Your task is to print all of the data word for word.

:: Records supplied

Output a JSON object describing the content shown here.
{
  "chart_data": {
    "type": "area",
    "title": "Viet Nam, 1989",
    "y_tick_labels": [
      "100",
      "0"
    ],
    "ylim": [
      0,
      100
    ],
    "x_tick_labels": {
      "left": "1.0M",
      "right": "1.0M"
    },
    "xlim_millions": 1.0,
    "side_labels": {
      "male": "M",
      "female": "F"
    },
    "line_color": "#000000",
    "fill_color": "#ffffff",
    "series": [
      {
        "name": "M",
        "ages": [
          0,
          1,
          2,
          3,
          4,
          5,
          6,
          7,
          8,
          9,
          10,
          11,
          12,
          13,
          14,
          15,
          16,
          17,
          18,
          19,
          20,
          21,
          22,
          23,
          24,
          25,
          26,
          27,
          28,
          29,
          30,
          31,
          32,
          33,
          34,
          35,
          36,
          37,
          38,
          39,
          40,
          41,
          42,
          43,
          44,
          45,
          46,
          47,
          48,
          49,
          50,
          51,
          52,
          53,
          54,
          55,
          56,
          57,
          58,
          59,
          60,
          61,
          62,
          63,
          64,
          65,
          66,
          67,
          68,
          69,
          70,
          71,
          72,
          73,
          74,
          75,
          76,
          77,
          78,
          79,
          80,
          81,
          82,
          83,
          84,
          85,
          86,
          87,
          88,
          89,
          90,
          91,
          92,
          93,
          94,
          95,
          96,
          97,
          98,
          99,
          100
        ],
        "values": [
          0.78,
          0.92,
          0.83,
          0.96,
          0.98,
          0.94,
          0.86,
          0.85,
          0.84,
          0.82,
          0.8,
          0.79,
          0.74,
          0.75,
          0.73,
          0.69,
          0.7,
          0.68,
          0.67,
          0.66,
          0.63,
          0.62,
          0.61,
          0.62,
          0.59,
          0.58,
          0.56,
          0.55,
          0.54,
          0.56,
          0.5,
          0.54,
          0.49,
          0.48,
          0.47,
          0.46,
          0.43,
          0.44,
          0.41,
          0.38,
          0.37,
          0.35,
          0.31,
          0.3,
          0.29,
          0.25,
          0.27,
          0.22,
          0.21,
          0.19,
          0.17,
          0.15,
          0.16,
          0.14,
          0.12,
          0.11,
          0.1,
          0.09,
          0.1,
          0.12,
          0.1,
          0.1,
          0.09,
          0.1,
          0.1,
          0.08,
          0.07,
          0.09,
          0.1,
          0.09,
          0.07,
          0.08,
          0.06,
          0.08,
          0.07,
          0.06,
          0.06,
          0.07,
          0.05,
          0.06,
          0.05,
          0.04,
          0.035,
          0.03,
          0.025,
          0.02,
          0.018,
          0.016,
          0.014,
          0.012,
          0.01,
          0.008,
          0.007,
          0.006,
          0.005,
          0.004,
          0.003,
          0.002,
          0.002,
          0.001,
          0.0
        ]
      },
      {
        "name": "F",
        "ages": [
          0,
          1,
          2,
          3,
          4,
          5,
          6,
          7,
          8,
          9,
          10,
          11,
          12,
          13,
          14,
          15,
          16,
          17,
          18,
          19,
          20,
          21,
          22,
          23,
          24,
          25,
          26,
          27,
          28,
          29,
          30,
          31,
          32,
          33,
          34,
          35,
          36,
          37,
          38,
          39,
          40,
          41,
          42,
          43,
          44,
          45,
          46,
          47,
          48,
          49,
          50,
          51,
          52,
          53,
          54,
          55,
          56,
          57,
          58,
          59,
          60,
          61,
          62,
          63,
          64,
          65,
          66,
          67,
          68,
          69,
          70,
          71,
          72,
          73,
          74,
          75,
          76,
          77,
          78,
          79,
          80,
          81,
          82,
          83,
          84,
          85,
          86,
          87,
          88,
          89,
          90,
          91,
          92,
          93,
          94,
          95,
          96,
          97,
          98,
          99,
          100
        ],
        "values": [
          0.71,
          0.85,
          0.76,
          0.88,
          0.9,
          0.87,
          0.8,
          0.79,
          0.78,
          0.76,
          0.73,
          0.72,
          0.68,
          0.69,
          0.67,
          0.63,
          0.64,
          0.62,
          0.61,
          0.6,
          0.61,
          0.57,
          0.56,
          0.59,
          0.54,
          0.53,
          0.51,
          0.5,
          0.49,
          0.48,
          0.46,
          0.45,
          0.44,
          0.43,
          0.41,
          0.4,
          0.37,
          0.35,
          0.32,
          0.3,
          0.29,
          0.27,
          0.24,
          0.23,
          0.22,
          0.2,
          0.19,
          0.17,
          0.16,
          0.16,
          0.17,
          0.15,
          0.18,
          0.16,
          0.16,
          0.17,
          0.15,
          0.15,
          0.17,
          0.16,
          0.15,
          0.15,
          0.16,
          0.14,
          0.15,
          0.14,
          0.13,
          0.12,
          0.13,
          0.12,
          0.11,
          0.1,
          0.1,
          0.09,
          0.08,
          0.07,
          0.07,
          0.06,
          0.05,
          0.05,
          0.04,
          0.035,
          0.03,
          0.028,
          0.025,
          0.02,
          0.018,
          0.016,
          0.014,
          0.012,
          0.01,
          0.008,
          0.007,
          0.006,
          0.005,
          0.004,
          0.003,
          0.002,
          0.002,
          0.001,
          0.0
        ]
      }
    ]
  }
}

::::

> Output of the exercise:
Output a JSON object describing the content shown here.
{
  "chart_data": {
    "type": "area",
    "title": "Viet Nam, 1989",
    "y_tick_labels": [
      "100",
      "0"
    ],
    "ylim": [
      0,
      100
    ],
    "x_tick_labels": {
      "left": "1.0M",
      "right": "1.0M"
    },
    "xlim_millions": 1.0,
    "side_labels": {
      "male": "M",
      "female": "F"
    },
    "line_color": "#000000",
    "fill_color": "#ffffff",
    "series": [
      {
        "name": "M",
        "ages": [
          0,
          1,
          2,
          3,
          4,
          5,
          6,
          7,
          8,
          9,
          10,
          11,
          12,
          13,
          14,
          15,
          16,
          17,
          18,
          19,
          20,
          21,
          22,
          23,
          24,
          25,
          26,
          27,
          28,
          29,
          30,
          31,
          32,
          33,
          34,
          35,
          36,
          37,
          38,
          39,
          40,
          41,
          42,
          43,
          44,
          45,
          46,
          47,
          48,
          49,
          50,
          51,
          52,
          53,
          54,
          55,
          56,
          57,
          58,
          59,
          60,
          61,
          62,
          63,
          64,
          65,
          66,
          67,
          68,
          69,
          70,
          71,
          72,
          73,
          74,
          75,
          76,
          77,
          78,
          79,
          80,
          81,
          82,
          83,
          84,
          85,
          86,
          87,
          88,
          89,
          90,
          91,
          92,
          93,
          94,
          95,
          96,
          97,
          98,
          99,
          100
        ],
        "values": [
          0.78,
          0.92,
          0.83,
          0.96,
          0.98,
          0.94,
          0.86,
          0.85,
          0.84,
          0.82,
          0.8,
          0.79,
          0.74,
          0.75,
          0.73,
          0.69,
          0.7,
          0.68,
          0.67,
          0.66,
          0.63,
          0.62,
          0.61,
          0.62,
          0.59,
          0.58,
          0.56,
          0.55,
          0.54,
          0.56,
          0.5,
          0.54,
          0.49,
          0.48,
          0.47,
          0.46,
          0.43,
          0.44,
          0.41,
          0.38,
          0.37,
          0.35,
          0.31,
          0.3,
          0.29,
          0.25,
          0.27,
          0.22,
          0.21,
          0.19,
          0.17,
          0.15,
          0.16,
          0.14,
          0.12,
          0.11,
          0.1,
          0.09,
          0.1,
          0.12,
          0.1,
          0.1,
          0.09,
          0.1,
          0.1,
          0.08,
          0.07,
          0.09,
          0.1,
          0.09,
          0.07,
          0.08,
          0.06,
          0.08,
          0.07,
          0.06,
          0.06,
          0.07,
          0.05,
          0.06,
          0.05,
          0.04,
          0.035,
          0.03,
          0.025,
          0.02,
          0.018,
          0.016,
          0.014,
          0.012,
          0.01,
          0.008,
          0.007,
          0.006,
          0.005,
          0.004,
          0.003,
          0.002,
          0.002,
          0.001,
          0.0
        ]
      },
      {
        "name": "F",
        "ages": [
          0,
          1,
          2,
          3,
          4,
          5,
          6,
          7,
          8,
          9,
          10,
          11,
          12,
          13,
          14,
          15,
          16,
          17,
          18,
          19,
          20,
          21,
          22,
          23,
          24,
          25,
          26,
          27,
          28,
          29,
          30,
          31,
          32,
          33,
          34,
          35,
          36,
          37,
          38,
          39,
          40,
          41,
          42,
          43,
          44,
          45,
          46,
          47,
          48,
          49,
          50,
          51,
          52,
          53,
          54,
          55,
          56,
          57,
          58,
          59,
          60,
          61,
          62,
          63,
          64,
          65,
          66,
          67,
          68,
          69,
          70,
          71,
          72,
          73,
          74,
          75,
          76,
          77,
          78,
          79,
          80,
          81,
          82,
          83,
          84,
          85,
          86,
          87,
          88,
          89,
          90,
          91,
          92,
          93,
          94,
          95,
          96,
          97,
          98,
          99,
          100
        ],
        "values": [
          0.71,
          0.85,
          0.76,
          0.88,
          0.9,
          0.87,
          0.8,
          0.79,
          0.78,
          0.76,
          0.73,
          0.72,
          0.68,
          0.69,
          0.67,
          0.63,
          0.64,
          0.62,
          0.61,
          0.6,
          0.61,
          0.57,
          0.56,
          0.59,
          0.54,
          0.53,
          0.51,
          0.5,
          0.49,
          0.48,
          0.46,
          0.45,
          0.44,
          0.43,
          0.41,
          0.4,
          0.37,
          0.35,
          0.32,
          0.3,
          0.29,
          0.27,
          0.24,
          0.23,
          0.22,
          0.2,
          0.19,
          0.17,
          0.16,
          0.16,
          0.17,
          0.15,
          0.18,
          0.16,
          0.16,
          0.17,
          0.15,
          0.15,
          0.17,
          0.16,
          0.15,
          0.15,
          0.16,
          0.14,
          0.15,
          0.14,
          0.13,
          0.12,
          0.13,
          0.12,
          0.11,
          0.1,
          0.1,
          0.09,
          0.08,
          0.07,
          0.07,
          0.06,
          0.05,
          0.05,
          0.04,
          0.035,
          0.03,
          0.028,
          0.025,
          0.02,
          0.018,
          0.016,
          0.014,
          0.012,
          0.01,
          0.008,
          0.007,
          0.006,
          0.005,
          0.004,
          0.003,
          0.002,
          0.002,
          0.001,
          0.0
        ]
      }
    ]
  }
}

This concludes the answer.